EXERCISE DIRECTIONS
Reproduce this listing in full.

INPUT MATERIAL
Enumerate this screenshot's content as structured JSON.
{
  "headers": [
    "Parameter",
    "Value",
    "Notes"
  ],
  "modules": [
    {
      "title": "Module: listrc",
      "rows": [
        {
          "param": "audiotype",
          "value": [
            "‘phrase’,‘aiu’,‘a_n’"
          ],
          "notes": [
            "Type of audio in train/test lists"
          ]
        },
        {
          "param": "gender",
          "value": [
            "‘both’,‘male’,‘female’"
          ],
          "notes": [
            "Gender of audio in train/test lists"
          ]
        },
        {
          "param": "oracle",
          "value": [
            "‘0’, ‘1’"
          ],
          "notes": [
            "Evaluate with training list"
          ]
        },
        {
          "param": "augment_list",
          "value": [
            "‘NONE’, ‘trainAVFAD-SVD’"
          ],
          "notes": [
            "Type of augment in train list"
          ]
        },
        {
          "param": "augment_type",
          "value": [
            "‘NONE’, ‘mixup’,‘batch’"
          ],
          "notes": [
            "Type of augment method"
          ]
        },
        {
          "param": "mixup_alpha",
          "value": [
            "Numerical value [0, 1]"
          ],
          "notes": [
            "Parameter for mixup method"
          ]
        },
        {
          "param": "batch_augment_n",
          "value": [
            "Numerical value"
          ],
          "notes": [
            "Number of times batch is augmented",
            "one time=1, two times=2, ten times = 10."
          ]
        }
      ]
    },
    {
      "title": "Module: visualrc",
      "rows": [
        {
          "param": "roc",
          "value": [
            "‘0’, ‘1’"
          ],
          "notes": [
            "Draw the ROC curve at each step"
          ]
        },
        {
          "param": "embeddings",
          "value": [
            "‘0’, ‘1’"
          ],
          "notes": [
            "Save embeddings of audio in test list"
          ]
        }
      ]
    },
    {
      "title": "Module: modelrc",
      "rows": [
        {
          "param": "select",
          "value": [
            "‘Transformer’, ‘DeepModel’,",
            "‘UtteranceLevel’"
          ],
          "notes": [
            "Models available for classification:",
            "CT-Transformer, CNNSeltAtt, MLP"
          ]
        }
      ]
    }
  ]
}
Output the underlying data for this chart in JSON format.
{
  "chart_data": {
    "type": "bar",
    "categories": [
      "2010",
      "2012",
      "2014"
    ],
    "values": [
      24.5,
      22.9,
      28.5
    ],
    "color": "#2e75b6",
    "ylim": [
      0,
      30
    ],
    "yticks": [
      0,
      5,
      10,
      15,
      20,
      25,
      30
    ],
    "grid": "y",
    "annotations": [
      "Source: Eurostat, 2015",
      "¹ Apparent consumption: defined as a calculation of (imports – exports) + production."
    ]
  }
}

CORRECT RESULT
Enumerate this screenshot's content as structured JSON.
{
  "headers": [
    "Parameter",
    "Value",
    "Notes"
  ],
  "modules": [
    {
      "title": "Module: listrc",
      "rows": [
        {
          "param": "audiotype",
          "value": [
            "‘phrase’,‘aiu’,‘a_n’"
          ],
          "notes": [
            "Type of audio in train/test lists"
          ]
        },
        {
          "param": "gender",
          "value": [
            "‘both’,‘male’,‘female’"
          ],
          "notes": [
            "Gender of audio in train/test lists"
          ]
        },
        {
          "param": "oracle",
          "value": [
            "‘0’, ‘1’"
          ],
          "notes": [
            "Evaluate with training list"
          ]
        },
        {
          "param": "augment_list",
          "value": [
            "‘NONE’, ‘trainAVFAD-SVD’"
          ],
          "notes": [
            "Type of augment in train list"
          ]
        },
        {
          "param": "augment_type",
          "value": [
            "‘NONE’, ‘mixup’,‘batch’"
          ],
          "notes": [
            "Type of augment method"
          ]
        },
        {
          "param": "mixup_alpha",
          "value": [
            "Numerical value [0, 1]"
          ],
          "notes": [
            "Parameter for mixup method"
          ]
        },
        {
          "param": "batch_augment_n",
          "value": [
            "Numerical value"
          ],
          "notes": [
            "Number of times batch is augmented",
            "one time=1, two times=2, ten times = 10."
          ]
        }
      ]
    },
    {
      "title": "Module: visualrc",
      "rows": [
        {
          "param": "roc",
          "value": [
            "‘0’, ‘1’"
          ],
          "notes": [
            "Draw the ROC curve at each step"
          ]
        },
        {
          "param": "embeddings",
          "value": [
            "‘0’, ‘1’"
          ],
          "notes": [
            "Save embeddings of audio in test list"
          ]
        }
      ]
    },
    {
      "title": "Module: modelrc",
      "rows": [
        {
          "param": "select",
          "value": [
            "‘Transformer’, ‘DeepModel’,",
            "‘UtteranceLevel’"
          ],
          "notes": [
            "Models available for classification:",
            "CT-Transformer, CNNSeltAtt, MLP"
          ]
        }
      ]
    }
  ]
}
Output the underlying data for this chart in JSON format.
{
  "chart_data": {
    "type": "bar",
    "categories": [
      "2010",
      "2012",
      "2014"
    ],
    "values": [
      24.5,
      22.9,
      28.5
    ],
    "color": "#2e75b6",
    "ylim": [
      0,
      30
    ],
    "yticks": [
      0,
      5,
      10,
      15,
      20,
      25,
      30
    ],
    "grid": "y",
    "annotations": [
      "Source: Eurostat, 2015",
      "¹ Apparent consumption: defined as a calculation of (imports – exports) + production."
    ]
  }
}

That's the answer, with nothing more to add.